_STATED PROBLEM:_
Each line in the entries below that holds the string "from" is to be listed.

*** DATA FOR PROCESSING ***

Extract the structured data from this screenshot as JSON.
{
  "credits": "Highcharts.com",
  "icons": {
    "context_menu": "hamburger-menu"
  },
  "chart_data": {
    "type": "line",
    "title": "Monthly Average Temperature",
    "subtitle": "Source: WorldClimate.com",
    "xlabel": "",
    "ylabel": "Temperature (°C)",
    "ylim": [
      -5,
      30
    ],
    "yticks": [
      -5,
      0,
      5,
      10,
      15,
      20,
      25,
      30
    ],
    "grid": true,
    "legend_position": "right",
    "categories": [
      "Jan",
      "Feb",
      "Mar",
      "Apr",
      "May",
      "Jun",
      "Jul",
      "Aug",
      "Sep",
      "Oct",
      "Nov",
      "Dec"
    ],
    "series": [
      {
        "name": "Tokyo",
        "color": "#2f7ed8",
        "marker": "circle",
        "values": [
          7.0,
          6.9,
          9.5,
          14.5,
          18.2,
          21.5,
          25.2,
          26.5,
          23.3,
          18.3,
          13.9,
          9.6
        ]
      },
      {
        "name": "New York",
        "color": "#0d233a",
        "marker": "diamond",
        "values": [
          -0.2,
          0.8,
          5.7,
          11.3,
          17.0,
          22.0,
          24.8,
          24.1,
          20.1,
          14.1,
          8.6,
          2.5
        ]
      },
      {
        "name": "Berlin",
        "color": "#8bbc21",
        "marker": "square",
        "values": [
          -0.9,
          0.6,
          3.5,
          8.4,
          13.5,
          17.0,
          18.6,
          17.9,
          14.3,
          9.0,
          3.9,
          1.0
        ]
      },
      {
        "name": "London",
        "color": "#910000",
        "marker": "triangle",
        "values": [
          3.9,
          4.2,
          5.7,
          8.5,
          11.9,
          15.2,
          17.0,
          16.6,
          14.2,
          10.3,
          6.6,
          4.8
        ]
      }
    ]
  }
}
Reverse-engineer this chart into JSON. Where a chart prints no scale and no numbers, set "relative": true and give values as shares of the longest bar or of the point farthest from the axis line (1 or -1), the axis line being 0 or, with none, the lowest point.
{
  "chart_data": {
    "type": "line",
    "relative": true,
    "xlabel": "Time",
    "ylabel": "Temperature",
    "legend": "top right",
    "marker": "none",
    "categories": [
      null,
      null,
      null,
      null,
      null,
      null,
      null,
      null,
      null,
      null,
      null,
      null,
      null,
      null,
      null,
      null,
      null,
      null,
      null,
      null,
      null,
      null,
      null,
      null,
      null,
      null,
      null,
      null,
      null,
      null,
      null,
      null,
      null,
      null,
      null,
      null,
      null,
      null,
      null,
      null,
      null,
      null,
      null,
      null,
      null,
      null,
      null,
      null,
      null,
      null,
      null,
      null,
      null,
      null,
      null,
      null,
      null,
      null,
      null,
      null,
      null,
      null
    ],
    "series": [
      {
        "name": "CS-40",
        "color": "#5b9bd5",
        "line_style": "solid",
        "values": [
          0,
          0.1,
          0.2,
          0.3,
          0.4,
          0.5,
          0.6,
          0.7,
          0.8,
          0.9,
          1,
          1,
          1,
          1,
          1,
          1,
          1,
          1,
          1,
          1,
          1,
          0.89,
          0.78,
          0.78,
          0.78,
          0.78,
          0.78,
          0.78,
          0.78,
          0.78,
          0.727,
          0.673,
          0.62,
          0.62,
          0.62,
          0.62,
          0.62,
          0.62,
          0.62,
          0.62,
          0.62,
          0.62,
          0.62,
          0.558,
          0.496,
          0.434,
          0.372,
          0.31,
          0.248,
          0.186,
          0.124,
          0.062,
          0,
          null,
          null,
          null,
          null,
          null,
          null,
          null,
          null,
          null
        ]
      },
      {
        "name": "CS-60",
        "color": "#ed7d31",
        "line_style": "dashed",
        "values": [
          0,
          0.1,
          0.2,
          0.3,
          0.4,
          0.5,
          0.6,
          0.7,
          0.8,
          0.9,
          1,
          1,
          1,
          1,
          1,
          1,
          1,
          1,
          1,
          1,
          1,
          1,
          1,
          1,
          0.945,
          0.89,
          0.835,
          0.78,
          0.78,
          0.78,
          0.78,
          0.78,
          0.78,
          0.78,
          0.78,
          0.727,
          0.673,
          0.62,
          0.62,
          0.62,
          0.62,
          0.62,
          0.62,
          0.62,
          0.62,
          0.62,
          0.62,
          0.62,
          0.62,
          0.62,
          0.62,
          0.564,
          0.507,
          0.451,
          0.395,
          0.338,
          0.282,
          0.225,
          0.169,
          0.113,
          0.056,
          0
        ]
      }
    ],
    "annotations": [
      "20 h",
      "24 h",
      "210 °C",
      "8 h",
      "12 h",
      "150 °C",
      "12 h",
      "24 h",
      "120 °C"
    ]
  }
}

***

_COMPLETED TASK:_
Extract the structured data from this screenshot as JSON.
Reverse-engineer this chart into JSON. Where a chart prints no scale and no numbers, set "relative": true and give values as shares of the longest bar or of the point farthest from the axis line (1 or -1), the axis line being 0 or, with none, the lowest point.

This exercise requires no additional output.